### Problem details
Change every "column-header" to "column-title" in the material, starting at its first line and ending at the line that contains "- column-header: M: [775, 28, 787, 42]". Give back only those lines, with nothing else altered.

### Records to use
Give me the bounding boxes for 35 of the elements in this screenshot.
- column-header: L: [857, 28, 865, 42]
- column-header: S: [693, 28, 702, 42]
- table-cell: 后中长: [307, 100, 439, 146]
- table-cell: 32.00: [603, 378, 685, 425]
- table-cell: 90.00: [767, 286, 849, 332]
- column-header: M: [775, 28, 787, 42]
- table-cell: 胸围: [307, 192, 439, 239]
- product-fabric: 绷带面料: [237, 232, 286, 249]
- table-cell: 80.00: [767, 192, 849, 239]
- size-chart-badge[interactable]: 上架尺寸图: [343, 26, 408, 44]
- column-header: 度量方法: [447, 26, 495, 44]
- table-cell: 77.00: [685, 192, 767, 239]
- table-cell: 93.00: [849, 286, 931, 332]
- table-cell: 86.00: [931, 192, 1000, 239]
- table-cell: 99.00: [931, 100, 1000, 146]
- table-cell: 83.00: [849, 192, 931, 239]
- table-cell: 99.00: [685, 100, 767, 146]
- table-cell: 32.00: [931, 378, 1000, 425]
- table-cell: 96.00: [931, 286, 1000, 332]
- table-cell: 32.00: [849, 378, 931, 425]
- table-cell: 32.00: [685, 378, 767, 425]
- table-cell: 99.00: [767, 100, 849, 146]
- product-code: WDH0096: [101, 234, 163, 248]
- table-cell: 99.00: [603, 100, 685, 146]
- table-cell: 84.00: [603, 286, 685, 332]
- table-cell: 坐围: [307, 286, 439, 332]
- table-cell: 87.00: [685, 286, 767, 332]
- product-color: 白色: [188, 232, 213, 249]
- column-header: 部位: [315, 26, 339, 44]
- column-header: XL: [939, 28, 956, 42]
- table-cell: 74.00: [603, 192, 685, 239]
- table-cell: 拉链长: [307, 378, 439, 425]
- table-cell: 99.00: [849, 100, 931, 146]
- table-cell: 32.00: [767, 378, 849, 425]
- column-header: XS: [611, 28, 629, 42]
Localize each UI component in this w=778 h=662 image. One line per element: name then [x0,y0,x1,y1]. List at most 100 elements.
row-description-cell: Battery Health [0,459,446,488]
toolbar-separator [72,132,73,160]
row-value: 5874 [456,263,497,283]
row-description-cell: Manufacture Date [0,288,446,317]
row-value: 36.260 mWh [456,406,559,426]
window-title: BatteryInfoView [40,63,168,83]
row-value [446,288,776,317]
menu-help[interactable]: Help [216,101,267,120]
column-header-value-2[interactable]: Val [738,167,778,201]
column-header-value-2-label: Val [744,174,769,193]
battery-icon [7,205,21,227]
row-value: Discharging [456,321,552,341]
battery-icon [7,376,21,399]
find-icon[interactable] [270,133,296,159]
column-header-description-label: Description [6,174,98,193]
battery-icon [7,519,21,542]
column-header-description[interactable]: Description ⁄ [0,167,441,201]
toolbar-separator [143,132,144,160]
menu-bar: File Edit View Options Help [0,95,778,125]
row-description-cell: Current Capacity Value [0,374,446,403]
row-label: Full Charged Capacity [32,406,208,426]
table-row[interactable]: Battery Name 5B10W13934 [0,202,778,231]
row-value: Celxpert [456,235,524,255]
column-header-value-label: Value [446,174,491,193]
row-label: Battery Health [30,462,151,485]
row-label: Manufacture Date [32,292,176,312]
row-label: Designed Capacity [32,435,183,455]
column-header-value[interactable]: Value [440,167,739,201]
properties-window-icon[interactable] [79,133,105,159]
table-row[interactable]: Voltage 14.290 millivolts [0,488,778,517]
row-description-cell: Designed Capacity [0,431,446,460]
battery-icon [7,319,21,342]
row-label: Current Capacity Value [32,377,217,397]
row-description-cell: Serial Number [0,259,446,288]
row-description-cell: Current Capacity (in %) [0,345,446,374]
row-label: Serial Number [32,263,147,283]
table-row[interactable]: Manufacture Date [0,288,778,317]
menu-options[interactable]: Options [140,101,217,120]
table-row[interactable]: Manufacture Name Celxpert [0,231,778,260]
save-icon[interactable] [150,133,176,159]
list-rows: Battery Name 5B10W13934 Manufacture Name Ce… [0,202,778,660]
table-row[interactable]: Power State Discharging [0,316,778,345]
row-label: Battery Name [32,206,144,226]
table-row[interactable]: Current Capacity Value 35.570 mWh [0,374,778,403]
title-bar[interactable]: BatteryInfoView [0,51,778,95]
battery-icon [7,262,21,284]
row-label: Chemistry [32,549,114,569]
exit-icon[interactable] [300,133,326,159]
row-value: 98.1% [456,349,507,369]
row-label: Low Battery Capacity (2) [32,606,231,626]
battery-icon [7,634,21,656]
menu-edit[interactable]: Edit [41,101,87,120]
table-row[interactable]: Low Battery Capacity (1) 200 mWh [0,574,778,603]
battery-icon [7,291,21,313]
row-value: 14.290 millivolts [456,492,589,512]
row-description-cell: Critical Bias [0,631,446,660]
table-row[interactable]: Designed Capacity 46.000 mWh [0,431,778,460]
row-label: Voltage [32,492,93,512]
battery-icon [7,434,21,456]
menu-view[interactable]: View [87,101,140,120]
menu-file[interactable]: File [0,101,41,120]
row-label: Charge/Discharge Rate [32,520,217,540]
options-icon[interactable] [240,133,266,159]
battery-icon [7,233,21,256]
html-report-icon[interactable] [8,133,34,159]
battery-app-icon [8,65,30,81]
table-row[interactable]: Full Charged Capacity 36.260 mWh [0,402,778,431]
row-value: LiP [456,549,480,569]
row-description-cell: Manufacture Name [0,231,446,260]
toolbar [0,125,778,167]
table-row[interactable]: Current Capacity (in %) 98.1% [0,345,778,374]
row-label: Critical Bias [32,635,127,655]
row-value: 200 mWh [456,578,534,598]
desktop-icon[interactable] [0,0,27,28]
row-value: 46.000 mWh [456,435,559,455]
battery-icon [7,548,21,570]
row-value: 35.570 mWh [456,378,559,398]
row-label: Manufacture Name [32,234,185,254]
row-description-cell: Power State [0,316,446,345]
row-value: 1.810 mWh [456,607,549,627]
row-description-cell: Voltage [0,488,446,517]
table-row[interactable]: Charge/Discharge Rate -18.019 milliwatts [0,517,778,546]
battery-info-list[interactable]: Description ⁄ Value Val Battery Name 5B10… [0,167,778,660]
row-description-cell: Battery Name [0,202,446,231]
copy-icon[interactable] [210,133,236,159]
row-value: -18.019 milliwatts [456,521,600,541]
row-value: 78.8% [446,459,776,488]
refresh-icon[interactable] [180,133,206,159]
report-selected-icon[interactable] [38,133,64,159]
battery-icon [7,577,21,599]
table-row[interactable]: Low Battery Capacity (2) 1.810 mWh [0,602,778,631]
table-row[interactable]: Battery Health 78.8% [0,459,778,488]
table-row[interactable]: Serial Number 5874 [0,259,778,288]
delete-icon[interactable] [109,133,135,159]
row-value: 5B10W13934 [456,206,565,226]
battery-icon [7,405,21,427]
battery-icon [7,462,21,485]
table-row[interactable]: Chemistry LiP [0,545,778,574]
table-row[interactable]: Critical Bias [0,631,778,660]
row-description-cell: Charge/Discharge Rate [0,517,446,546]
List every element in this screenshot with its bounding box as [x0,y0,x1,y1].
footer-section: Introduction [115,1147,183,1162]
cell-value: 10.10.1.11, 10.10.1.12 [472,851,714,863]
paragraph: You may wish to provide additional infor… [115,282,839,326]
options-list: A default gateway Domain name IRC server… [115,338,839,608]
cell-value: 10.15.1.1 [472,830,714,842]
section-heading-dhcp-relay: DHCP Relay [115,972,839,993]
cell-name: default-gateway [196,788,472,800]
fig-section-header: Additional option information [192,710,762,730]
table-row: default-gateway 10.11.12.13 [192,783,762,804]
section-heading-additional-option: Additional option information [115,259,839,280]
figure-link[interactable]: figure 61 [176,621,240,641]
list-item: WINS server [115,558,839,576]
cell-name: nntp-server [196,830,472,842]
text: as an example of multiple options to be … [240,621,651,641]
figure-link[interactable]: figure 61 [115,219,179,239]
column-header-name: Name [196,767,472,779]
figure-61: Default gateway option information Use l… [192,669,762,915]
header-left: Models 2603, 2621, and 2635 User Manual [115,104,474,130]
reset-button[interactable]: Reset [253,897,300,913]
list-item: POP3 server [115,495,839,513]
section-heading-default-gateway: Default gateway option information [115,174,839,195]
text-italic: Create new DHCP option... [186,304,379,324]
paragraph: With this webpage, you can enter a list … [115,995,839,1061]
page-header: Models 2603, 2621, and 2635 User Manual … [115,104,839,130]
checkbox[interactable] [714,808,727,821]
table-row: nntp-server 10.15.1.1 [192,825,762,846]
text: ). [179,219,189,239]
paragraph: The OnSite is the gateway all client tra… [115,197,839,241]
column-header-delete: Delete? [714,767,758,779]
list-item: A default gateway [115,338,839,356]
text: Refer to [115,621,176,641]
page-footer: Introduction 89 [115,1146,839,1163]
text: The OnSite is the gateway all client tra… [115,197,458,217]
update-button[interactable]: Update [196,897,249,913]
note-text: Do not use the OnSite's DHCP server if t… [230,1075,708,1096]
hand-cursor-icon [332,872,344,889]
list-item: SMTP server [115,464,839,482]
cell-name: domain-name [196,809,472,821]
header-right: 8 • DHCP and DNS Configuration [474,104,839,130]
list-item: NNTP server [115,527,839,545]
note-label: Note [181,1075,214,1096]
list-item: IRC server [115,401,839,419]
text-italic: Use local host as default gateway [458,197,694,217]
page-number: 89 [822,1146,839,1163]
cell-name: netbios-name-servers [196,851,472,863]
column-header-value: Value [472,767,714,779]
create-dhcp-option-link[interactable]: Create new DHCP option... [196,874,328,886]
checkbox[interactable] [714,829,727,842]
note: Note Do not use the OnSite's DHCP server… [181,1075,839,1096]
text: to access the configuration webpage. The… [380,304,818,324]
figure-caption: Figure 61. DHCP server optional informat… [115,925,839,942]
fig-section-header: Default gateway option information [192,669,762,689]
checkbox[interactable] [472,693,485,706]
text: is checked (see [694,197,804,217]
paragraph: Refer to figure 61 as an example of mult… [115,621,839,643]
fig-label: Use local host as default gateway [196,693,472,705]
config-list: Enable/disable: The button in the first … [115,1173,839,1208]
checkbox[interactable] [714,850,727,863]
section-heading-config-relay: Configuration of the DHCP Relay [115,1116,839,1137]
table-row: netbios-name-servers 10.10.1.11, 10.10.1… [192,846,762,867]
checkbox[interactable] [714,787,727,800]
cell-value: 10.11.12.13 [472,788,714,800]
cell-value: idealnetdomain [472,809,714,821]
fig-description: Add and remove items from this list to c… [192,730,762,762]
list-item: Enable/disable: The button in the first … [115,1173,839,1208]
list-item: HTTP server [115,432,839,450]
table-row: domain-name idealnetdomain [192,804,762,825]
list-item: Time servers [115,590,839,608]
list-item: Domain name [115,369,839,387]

### Solution to this problem
Give me the bounding boxes for 35 of the elements in this screenshot.
- column-title: L: [857, 28, 865, 42]
- column-title: S: [693, 28, 702, 42]
- table-cell: 后中长: [307, 100, 439, 146]
- table-cell: 32.00: [603, 378, 685, 425]
- table-cell: 90.00: [767, 286, 849, 332]
- column-title: M: [775, 28, 787, 42]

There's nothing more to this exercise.